▶ [PROMPT] Could you copy every line of the listing below word for word, leaving out the pictures?

○ ○ ○ ○ ○ ○ ○

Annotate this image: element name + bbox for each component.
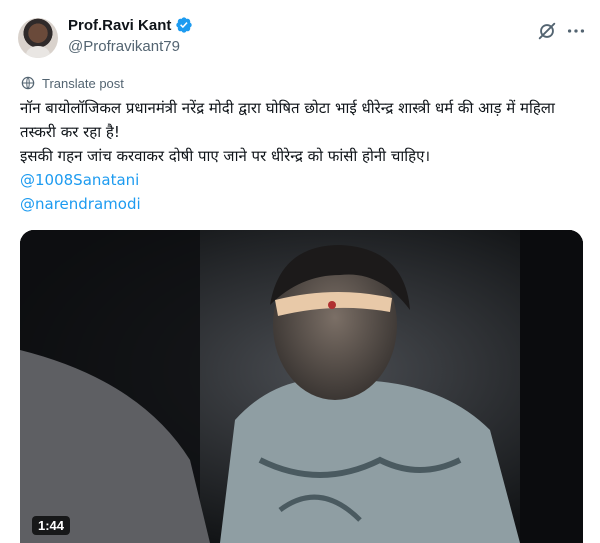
author-name-row: Prof.Ravi Kant: [68, 16, 193, 34]
video-player[interactable]: 1:44: [20, 230, 583, 543]
author-avatar[interactable]: [18, 18, 58, 58]
post-text-line: नॉन बायोलॉजिकल प्रधानमंत्री नरेंद्र मोदी…: [20, 99, 555, 141]
more-horizontal-icon[interactable]: [565, 20, 587, 42]
translate-post-label: Translate post: [42, 75, 124, 91]
mention-link[interactable]: @narendramodi: [20, 192, 590, 216]
globe-icon: [21, 76, 35, 90]
tweet: Prof.Ravi Kant @Profravikant79 Translate…: [0, 0, 600, 543]
translate-post-link[interactable]: Translate post: [20, 75, 124, 91]
mention-link[interactable]: @1008Sanatani: [20, 168, 590, 192]
author-display-name[interactable]: Prof.Ravi Kant: [68, 17, 171, 34]
post-text-line: इसकी गहन जांच करवाकर दोषी पाए जाने पर धी…: [20, 147, 431, 165]
video-duration: 1:44: [32, 516, 71, 535]
video-thumbnail[interactable]: [20, 230, 583, 543]
post-text: नॉन बायोलॉजिकल प्रधानमंत्री नरेंद्र मोदी…: [20, 96, 590, 216]
author-handle[interactable]: @Profravikant79: [68, 38, 180, 55]
verified-badge-icon: [176, 17, 193, 33]
grok-icon[interactable]: [536, 20, 558, 42]
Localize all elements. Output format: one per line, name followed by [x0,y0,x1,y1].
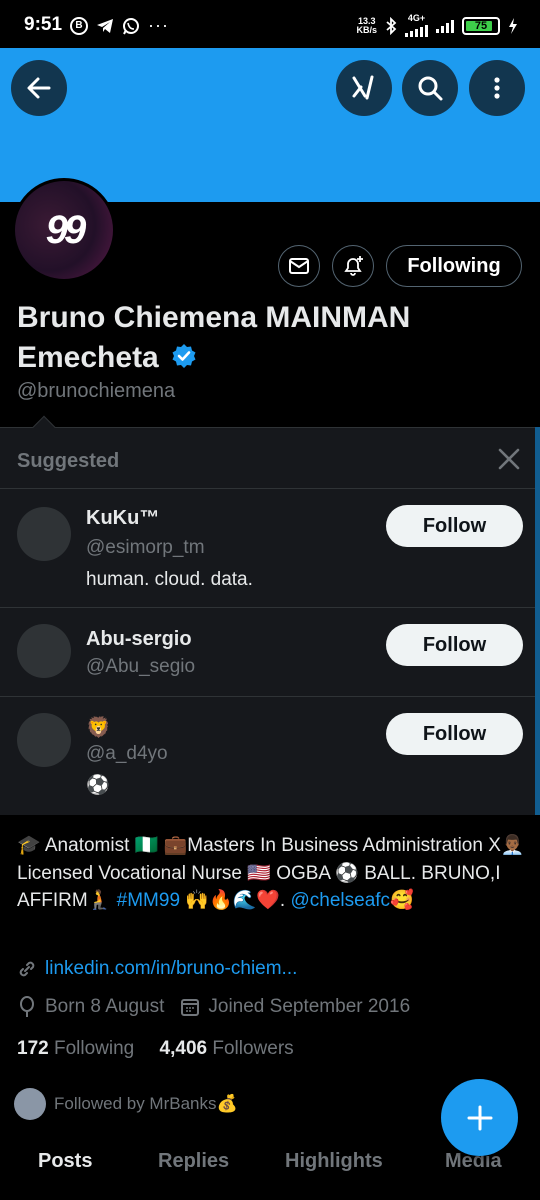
followers-count: 4,406 [159,1038,208,1059]
suggested-handle: @a_d4yo [86,743,168,764]
bio-text: 🙌🔥🌊❤️. [180,890,291,911]
back-button[interactable] [11,60,67,116]
follow-button[interactable]: Follow [386,713,523,755]
status-time: 9:51 [24,14,63,35]
status-right: 13.3 KB/s 4G+ 75 [356,14,518,37]
network-speed: 13.3 KB/s [356,16,377,35]
mail-icon [289,258,309,274]
profile-avatar[interactable]: 99 [12,178,116,282]
tab-posts[interactable]: Posts [38,1150,92,1173]
bluetooth-icon [386,16,397,35]
mobile-signal-4g: 4G+ [405,14,428,37]
plus-icon [467,1105,492,1130]
following-count: 172 [17,1038,49,1059]
grok-icon [352,75,374,100]
suggested-handle: @esimorp_tm [86,537,205,558]
bio-hashtag-link[interactable]: #MM99 [117,890,180,911]
suggested-handle: @Abu_segio [86,656,196,677]
following-label: Following [53,1038,135,1059]
tab-replies[interactable]: Replies [158,1150,229,1173]
calendar-icon [181,999,200,1016]
suggested-name: 🦁 [86,717,111,739]
following-stat[interactable]: 172 Following [17,1038,134,1059]
display-name: Bruno Chiemena MAINMAN Emecheta [17,298,477,378]
suggested-bio: ⚽ [86,775,110,796]
bio-mention-link[interactable]: @chelseafc [290,890,390,911]
tab-highlights[interactable]: Highlights [285,1150,383,1173]
suggested-panel: Suggested KuKu™ @esimorp_tm human. cloud… [0,427,535,815]
profile-link[interactable]: linkedin.com/in/bruno-chiem... [45,958,297,980]
follow-button[interactable]: Follow [386,505,523,547]
following-button[interactable]: Following [386,245,522,287]
followers-label: Followers [212,1038,294,1059]
follow-stats: 172 Following 4,406 Followers [17,1038,294,1060]
profile-bio: 🎓 Anatomist 🇳🇬 💼Masters In Business Admi… [17,832,527,915]
battery-icon: 75 [462,16,500,35]
display-name-text: Bruno Chiemena MAINMAN Emecheta [17,301,411,374]
avatar-logo-text: 99 [45,207,86,252]
notification-icons: B ··· [70,15,169,36]
followed-by-row[interactable]: Followed by MrBanks💰 [14,1088,238,1120]
profile-dates-row: Born 8 August Joined September 2016 [17,996,410,1018]
followed-by-text: Followed by MrBanks💰 [54,1094,238,1113]
whatsapp-icon [123,17,139,34]
suggested-item[interactable]: KuKu™ @esimorp_tm human. cloud. data. Fo… [0,488,535,608]
more-notifications-icon: ··· [148,15,169,35]
charging-icon [509,17,517,34]
suggested-name: KuKu™ [86,507,160,529]
followers-stat[interactable]: 4,406 Followers [160,1038,294,1059]
speed-unit: KB/s [356,24,377,35]
suggested-item[interactable]: Abu-sergio @Abu_segio Follow [0,607,535,697]
status-bar: 9:51 B ··· 13.3 KB/s 4G+ 75 [0,0,540,48]
more-options-button[interactable] [469,60,525,116]
close-icon[interactable] [496,446,522,472]
notify-button[interactable] [332,245,374,287]
network-type: 4G+ [407,13,426,23]
joined-text: Joined September 2016 [208,996,411,1017]
search-icon [418,76,443,101]
suggested-title: Suggested [17,450,120,472]
follow-button[interactable]: Follow [386,624,523,666]
search-button[interactable] [402,60,458,116]
telegram-icon [97,18,113,33]
bio-text: 🥰 [390,890,414,911]
suggested-item[interactable]: 🦁 @a_d4yo ⚽ Follow [0,696,535,816]
verified-badge-icon[interactable] [171,343,197,369]
suggested-avatar[interactable] [17,624,71,678]
suggested-avatar[interactable] [17,507,71,561]
balloon-icon [20,996,34,1017]
link-icon [19,961,35,977]
suggested-name: Abu-sergio [86,628,192,650]
suggested-scrollbar[interactable] [535,427,540,815]
more-vertical-icon [494,77,500,99]
follower-avatar [14,1088,46,1120]
message-button[interactable] [278,245,320,287]
profile-link-row[interactable]: linkedin.com/in/bruno-chiem... [17,958,297,980]
compose-button[interactable] [441,1079,518,1156]
signal-bars-icon [405,23,428,37]
battery-level: 75 [474,19,488,32]
arrow-left-icon [27,77,51,99]
b-notification-icon: B [70,16,88,35]
profile-banner [0,48,540,202]
bell-plus-icon [344,256,363,276]
profile-handle: @brunochiemena [17,380,176,402]
suggested-bio: human. cloud. data. [86,569,253,590]
birthday-text: Born 8 August [45,996,165,1017]
signal-bars-2-icon [436,19,454,33]
suggested-avatar[interactable] [17,713,71,767]
grok-button[interactable] [336,60,392,116]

○ ○ ○ ○ ○ ○ ○

▶ [RESPONSE]
Annotate this image: element name + bbox for each component.
author-name-row: Prof.Ravi Kant: [68, 16, 193, 34]
video-player[interactable]: 1:44: [20, 230, 583, 543]
author-avatar[interactable]: [18, 18, 58, 58]
post-text-line: नॉन बायोलॉजिकल प्रधानमंत्री नरेंद्र मोदी…: [20, 99, 555, 141]
more-horizontal-icon[interactable]: [565, 20, 587, 42]
translate-post-label: Translate post: [42, 75, 124, 91]
mention-link[interactable]: @narendramodi: [20, 192, 590, 216]
globe-icon: [21, 76, 35, 90]
tweet: Prof.Ravi Kant @Profravikant79 Translate…: [0, 0, 600, 543]
translate-post-link[interactable]: Translate post: [20, 75, 124, 91]
mention-link[interactable]: @1008Sanatani: [20, 168, 590, 192]
author-display-name[interactable]: Prof.Ravi Kant: [68, 17, 171, 34]
post-text-line: इसकी गहन जांच करवाकर दोषी पाए जाने पर धी…: [20, 147, 431, 165]
video-duration: 1:44: [32, 516, 71, 535]
video-thumbnail[interactable]: [20, 230, 583, 543]
post-text: नॉन बायोलॉजिकल प्रधानमंत्री नरेंद्र मोदी…: [20, 96, 590, 216]
author-handle[interactable]: @Profravikant79: [68, 38, 180, 55]
verified-badge-icon: [176, 17, 193, 33]
grok-icon[interactable]: [536, 20, 558, 42]
Localize all elements. Output format: one per line, name followed by [x0,y0,x1,y1].
followers-count: 4,406 [159,1038,208,1059]
suggested-handle: @a_d4yo [86,743,168,764]
bio-text: 🙌🔥🌊❤️. [180,890,291,911]
back-button[interactable] [11,60,67,116]
follow-button[interactable]: Follow [386,713,523,755]
status-time: 9:51 [24,14,63,35]
status-right: 13.3 KB/s 4G+ 75 [356,14,518,37]
network-speed: 13.3 KB/s [356,16,377,35]
mail-icon [289,258,309,274]
profile-avatar[interactable]: 99 [12,178,116,282]
tab-posts[interactable]: Posts [38,1150,92,1173]
bluetooth-icon [386,16,397,35]
mobile-signal-4g: 4G+ [405,14,428,37]
plus-icon [467,1105,492,1130]
following-count: 172 [17,1038,49,1059]
grok-icon [352,75,374,100]
suggested-handle: @esimorp_tm [86,537,205,558]
bio-hashtag-link[interactable]: #MM99 [117,890,180,911]
suggested-handle: @Abu_segio [86,656,196,677]
following-label: Following [53,1038,135,1059]
tab-replies[interactable]: Replies [158,1150,229,1173]
calendar-icon [181,999,200,1016]
suggested-name: 🦁 [86,717,111,739]
following-stat[interactable]: 172 Following [17,1038,134,1059]
display-name: Bruno Chiemena MAINMAN Emecheta [17,298,477,378]
suggested-bio: ⚽ [86,775,110,796]
bio-mention-link[interactable]: @chelseafc [290,890,390,911]
tab-highlights[interactable]: Highlights [285,1150,383,1173]
suggested-panel: Suggested KuKu™ @esimorp_tm human. cloud… [0,427,535,815]
profile-link[interactable]: linkedin.com/in/bruno-chiem... [45,958,297,980]
follow-button[interactable]: Follow [386,505,523,547]
following-button[interactable]: Following [386,245,522,287]
followers-label: Followers [212,1038,294,1059]
follow-stats: 172 Following 4,406 Followers [17,1038,294,1060]
profile-bio: 🎓 Anatomist 🇳🇬 💼Masters In Business Admi… [17,832,527,915]
battery-icon: 75 [462,16,500,35]
display-name-text: Bruno Chiemena MAINMAN Emecheta [17,301,411,374]
avatar-logo-text: 99 [45,207,86,252]
notification-icons: B ··· [70,15,169,36]
followed-by-row[interactable]: Followed by MrBanks💰 [14,1088,238,1120]
profile-dates-row: Born 8 August Joined September 2016 [17,996,410,1018]
followed-by-text: Followed by MrBanks💰 [54,1094,238,1113]
whatsapp-icon [123,17,139,34]
suggested-item[interactable]: KuKu™ @esimorp_tm human. cloud. data. Fo… [0,488,535,608]
more-notifications-icon: ··· [148,15,169,35]
charging-icon [509,17,517,34]
suggested-name: KuKu™ [86,507,160,529]
followers-stat[interactable]: 4,406 Followers [160,1038,294,1059]
speed-unit: KB/s [356,24,377,35]
suggested-item[interactable]: Abu-sergio @Abu_segio Follow [0,607,535,697]
status-bar: 9:51 B ··· 13.3 KB/s 4G+ 75 [0,0,540,48]
more-options-button[interactable] [469,60,525,116]
close-icon[interactable] [496,446,522,472]
notify-button[interactable] [332,245,374,287]
network-type: 4G+ [407,13,426,23]
joined-text: Joined September 2016 [208,996,411,1017]
search-icon [418,76,443,101]
suggested-title: Suggested [17,450,120,472]
follow-button[interactable]: Follow [386,624,523,666]
search-button[interactable] [402,60,458,116]
telegram-icon [97,18,113,33]
bio-text: 🥰 [390,890,414,911]
suggested-item[interactable]: 🦁 @a_d4yo ⚽ Follow [0,696,535,816]
verified-badge-icon[interactable] [171,343,197,369]
suggested-avatar[interactable] [17,624,71,678]
suggested-avatar[interactable] [17,507,71,561]
balloon-icon [20,996,34,1017]
link-icon [19,961,35,977]
suggested-name: Abu-sergio [86,628,192,650]
suggested-scrollbar[interactable] [535,427,540,815]
more-vertical-icon [494,77,500,99]
follower-avatar [14,1088,46,1120]
message-button[interactable] [278,245,320,287]
profile-link-row[interactable]: linkedin.com/in/bruno-chiem... [17,958,297,980]
compose-button[interactable] [441,1079,518,1156]
signal-bars-icon [405,23,428,37]
battery-level: 75 [474,19,488,32]
arrow-left-icon [27,77,51,99]
b-notification-icon: B [70,16,88,35]
profile-banner [0,48,540,202]
bell-plus-icon [344,256,363,276]
profile-handle: @brunochiemena [17,380,176,402]
suggested-bio: human. cloud. data. [86,569,253,590]
birthday-text: Born 8 August [45,996,165,1017]
signal-bars-2-icon [436,19,454,33]
suggested-avatar[interactable] [17,713,71,767]
grok-button[interactable] [336,60,392,116]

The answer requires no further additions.